### WRITTEN PROBLEM
Locate the word "Accum" in the material, then show every line that holds it.

### RECORD EXCERPTS
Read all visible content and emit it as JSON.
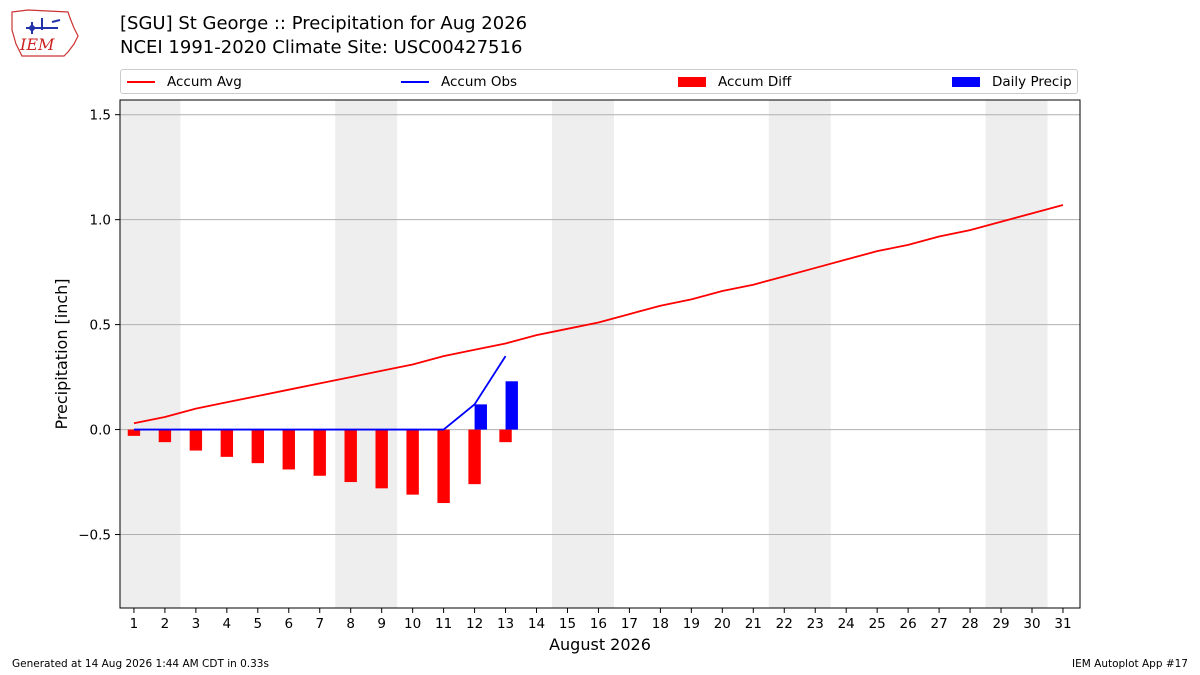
{
  "header": {
    "logo_text": "IEM",
    "title_line1": "[SGU] St George :: Precipitation for Aug 2026",
    "title_line2": "NCEI 1991-2020 Climate Site: USC00427516"
  },
  "footer": {
    "generated": "Generated at 14 Aug 2026 1:44 AM CDT in 0.33s",
    "app": "IEM Autoplot App #17"
  },
  "chart_data": {
    "type": "bar",
    "xlabel": "August 2026",
    "ylabel": "Precipitation [inch]",
    "ylim": [
      -0.85,
      1.57
    ],
    "xlim": [
      0.55,
      31.55
    ],
    "yticks": [
      -0.5,
      0.0,
      0.5,
      1.0,
      1.5
    ],
    "ytick_labels": [
      "−0.5",
      "0.0",
      "0.5",
      "1.0",
      "1.5"
    ],
    "grid": "horizontal",
    "legend_placement": "top",
    "weekend_shading": [
      [
        0.55,
        2.5
      ],
      [
        7.5,
        9.5
      ],
      [
        14.5,
        16.5
      ],
      [
        21.5,
        23.5
      ],
      [
        28.5,
        30.5
      ]
    ],
    "days": [
      1,
      2,
      3,
      4,
      5,
      6,
      7,
      8,
      9,
      10,
      11,
      12,
      13,
      14,
      15,
      16,
      17,
      18,
      19,
      20,
      21,
      22,
      23,
      24,
      25,
      26,
      27,
      28,
      29,
      30,
      31
    ],
    "series": [
      {
        "name": "Accum Avg",
        "kind": "line",
        "color": "#ff0000",
        "x": [
          1,
          2,
          3,
          4,
          5,
          6,
          7,
          8,
          9,
          10,
          11,
          12,
          13,
          14,
          15,
          16,
          17,
          18,
          19,
          20,
          21,
          22,
          23,
          24,
          25,
          26,
          27,
          28,
          29,
          30,
          31
        ],
        "values": [
          0.03,
          0.06,
          0.1,
          0.13,
          0.16,
          0.19,
          0.22,
          0.25,
          0.28,
          0.31,
          0.35,
          0.38,
          0.41,
          0.45,
          0.48,
          0.51,
          0.55,
          0.59,
          0.62,
          0.66,
          0.69,
          0.73,
          0.77,
          0.81,
          0.85,
          0.88,
          0.92,
          0.95,
          0.99,
          1.03,
          1.07
        ]
      },
      {
        "name": "Accum Obs",
        "kind": "line",
        "color": "#0000ff",
        "x": [
          1,
          2,
          3,
          4,
          5,
          6,
          7,
          8,
          9,
          10,
          11,
          12,
          13
        ],
        "values": [
          0,
          0,
          0,
          0,
          0,
          0,
          0,
          0,
          0,
          0,
          0,
          0.12,
          0.35
        ]
      },
      {
        "name": "Accum Diff",
        "kind": "bar",
        "color": "#ff0000",
        "x": [
          1,
          2,
          3,
          4,
          5,
          6,
          7,
          8,
          9,
          10,
          11,
          12,
          13
        ],
        "values": [
          -0.03,
          -0.06,
          -0.1,
          -0.13,
          -0.16,
          -0.19,
          -0.22,
          -0.25,
          -0.28,
          -0.31,
          -0.35,
          -0.26,
          -0.06
        ]
      },
      {
        "name": "Daily Precip",
        "kind": "bar",
        "color": "#0000ff",
        "x": [
          1,
          2,
          3,
          4,
          5,
          6,
          7,
          8,
          9,
          10,
          11,
          12,
          13
        ],
        "values": [
          0,
          0,
          0,
          0,
          0,
          0,
          0,
          0,
          0,
          0,
          0,
          0.12,
          0.23
        ]
      }
    ]
  }
}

### FINISHED TASK
        "name": "Accum Avg",
        "name": "Accum Obs",
        "name": "Accum Diff",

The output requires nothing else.